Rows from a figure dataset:
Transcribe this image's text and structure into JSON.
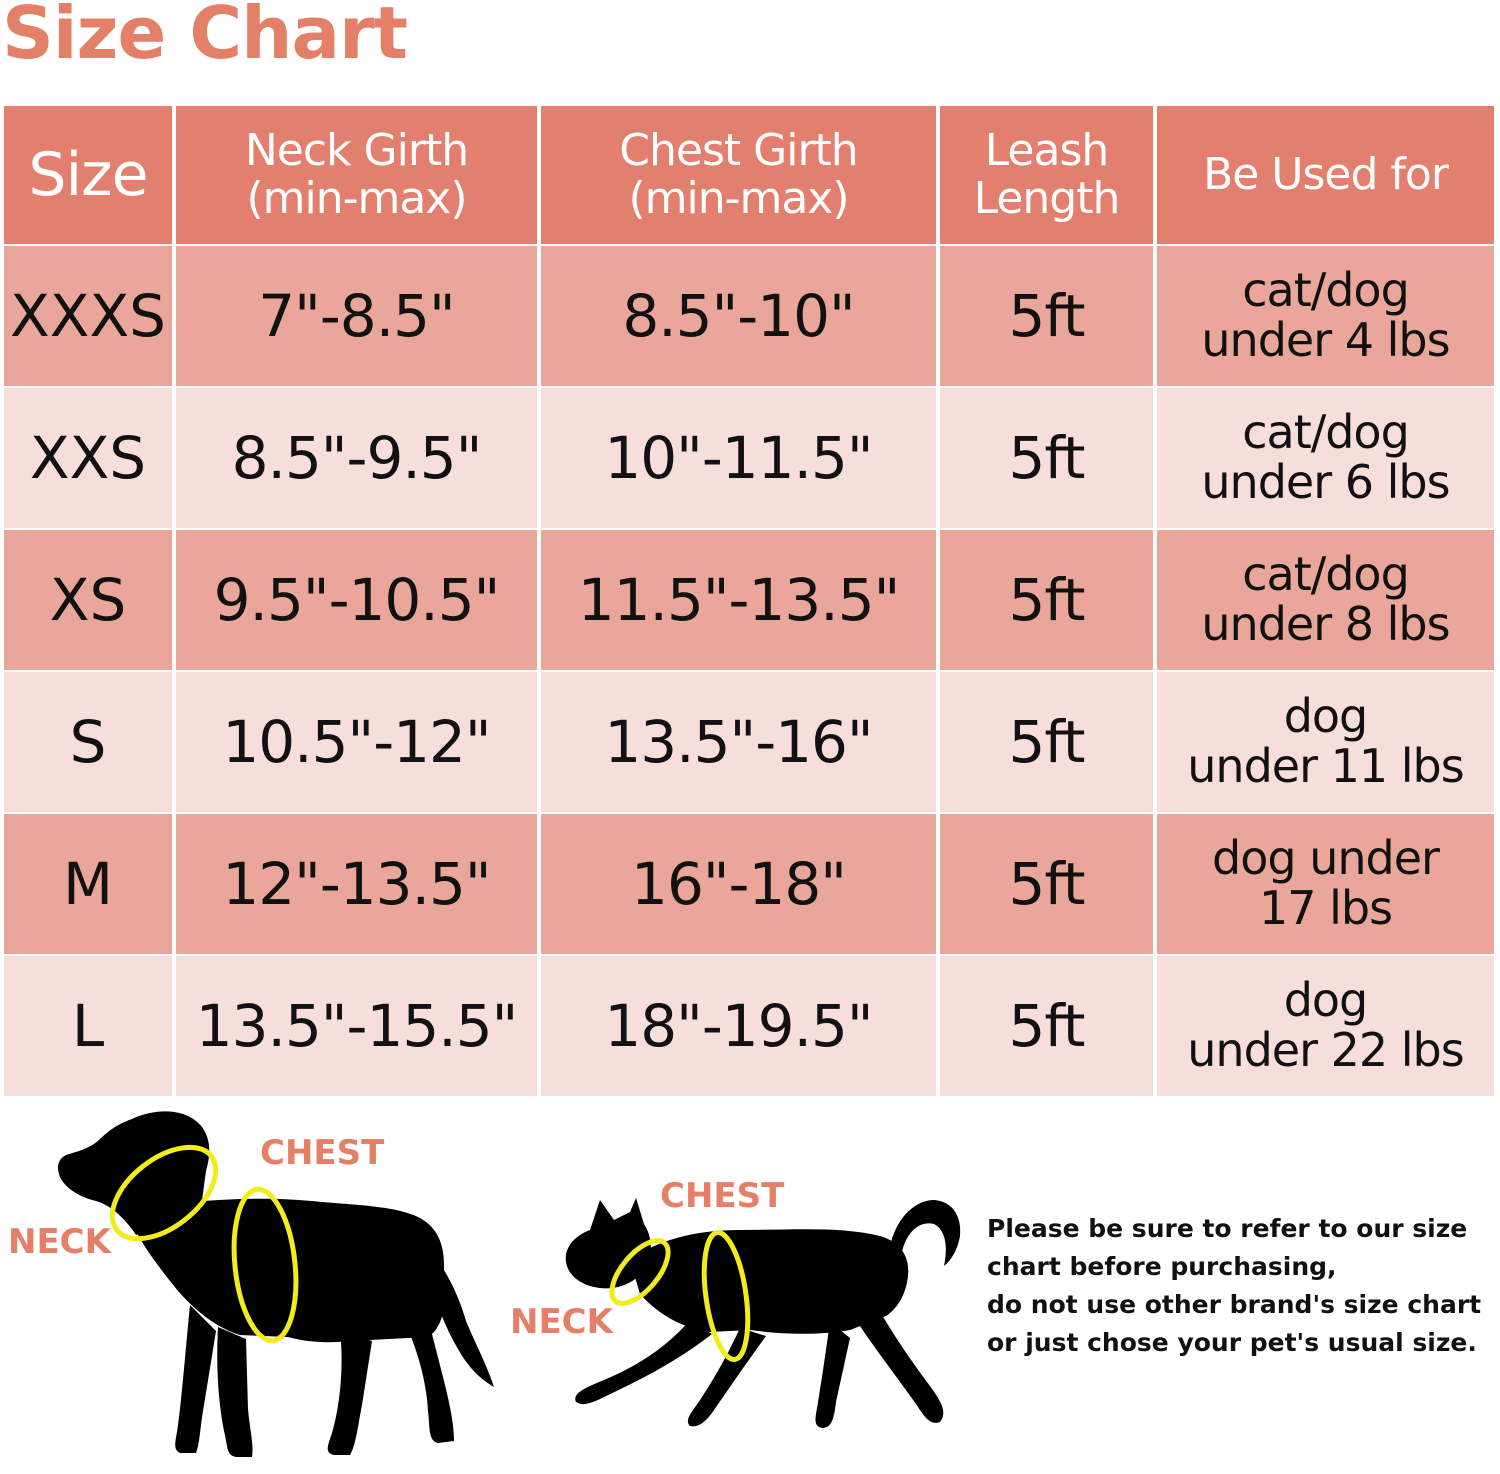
{
  "title": "Size Chart",
  "colors": {
    "header": "#e27f6f",
    "row_dark": "#eaa69b",
    "row_light": "#f6dedb",
    "accent_text": "#e48068",
    "measure_ring": "#f4ec1a"
  },
  "table": {
    "headers": [
      "Size",
      "Neck Girth\n(min-max)",
      "Chest Girth\n(min-max)",
      "Leash\nLength",
      "Be Used for"
    ],
    "rows": [
      {
        "size": "XXXS",
        "neck": "7\"-8.5\"",
        "chest": "8.5\"-10\"",
        "leash": "5ft",
        "used_for": "cat/dog\nunder 4 lbs"
      },
      {
        "size": "XXS",
        "neck": "8.5\"-9.5\"",
        "chest": "10\"-11.5\"",
        "leash": "5ft",
        "used_for": "cat/dog\nunder 6 lbs"
      },
      {
        "size": "XS",
        "neck": "9.5\"-10.5\"",
        "chest": "11.5\"-13.5\"",
        "leash": "5ft",
        "used_for": "cat/dog\nunder 8 lbs"
      },
      {
        "size": "S",
        "neck": "10.5\"-12\"",
        "chest": "13.5\"-16\"",
        "leash": "5ft",
        "used_for": "dog\nunder 11 lbs"
      },
      {
        "size": "M",
        "neck": "12\"-13.5\"",
        "chest": "16\"-18\"",
        "leash": "5ft",
        "used_for": "dog under\n17 lbs"
      },
      {
        "size": "L",
        "neck": "13.5\"-15.5\"",
        "chest": "18\"-19.5\"",
        "leash": "5ft",
        "used_for": "dog\nunder 22 lbs"
      }
    ]
  },
  "dog_diagram": {
    "neck_label": "NECK",
    "chest_label": "CHEST",
    "icon": "dog-silhouette"
  },
  "cat_diagram": {
    "neck_label": "NECK",
    "chest_label": "CHEST",
    "icon": "cat-silhouette"
  },
  "note": [
    "Please be sure to refer to our size",
    "chart before purchasing,",
    "do not use other brand's size chart",
    "or just chose your pet's usual size."
  ]
}
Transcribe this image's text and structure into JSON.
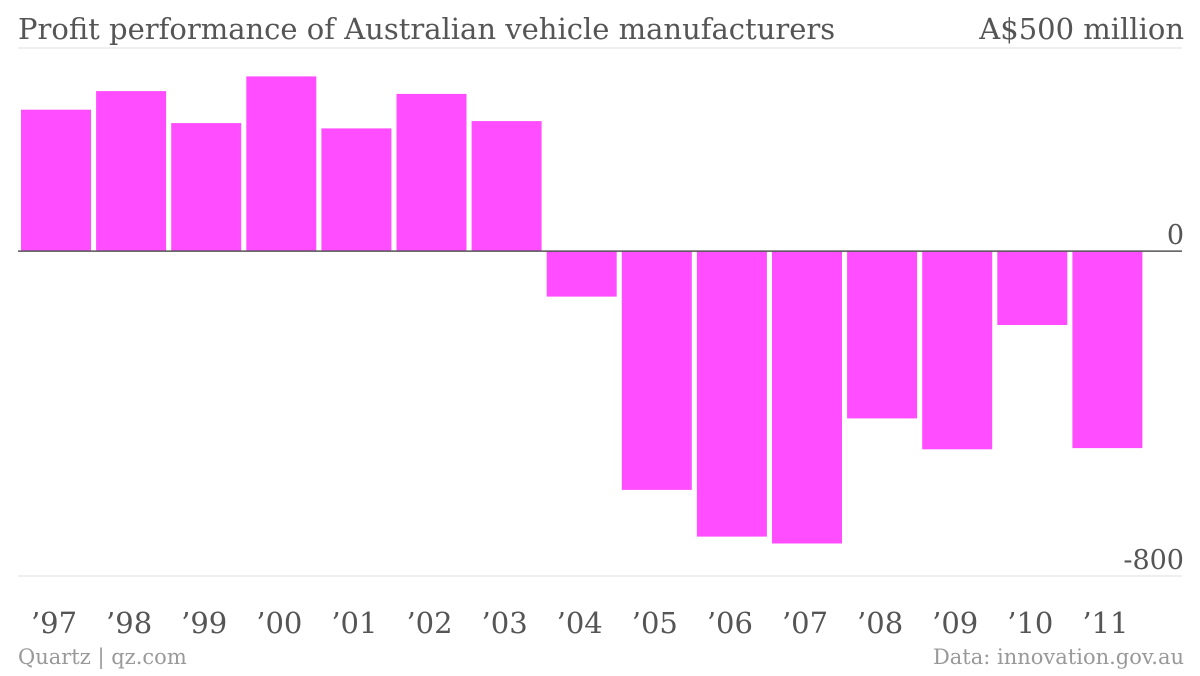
{
  "chart_data": {
    "type": "bar",
    "title": "Profit performance of Australian vehicle manufacturers",
    "unit_label": "A$500 million",
    "categories": [
      "’97",
      "’98",
      "’99",
      "’00",
      "’01",
      "’02",
      "’03",
      "’04",
      "’05",
      "’06",
      "’07",
      "’08",
      "’09",
      "’10",
      "’11"
    ],
    "values": [
      348,
      394,
      315,
      430,
      302,
      387,
      320,
      -112,
      -588,
      -703,
      -720,
      -412,
      -488,
      -182,
      -485
    ],
    "ylim": [
      -800,
      500
    ],
    "y_ticks": [
      {
        "value": 0,
        "label": "0"
      },
      {
        "value": -800,
        "label": "-800"
      }
    ],
    "bar_color": "#ff4dff",
    "grid": true
  },
  "source": {
    "left": "Quartz | qz.com",
    "right": "Data: innovation.gov.au"
  }
}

The exercise:
Find and copy every line in the entries above where the string "Girth" occurs.

Result of this exercise:
      "Neck Girth\n(min-max)",
      "Chest Girth\n(min-max)",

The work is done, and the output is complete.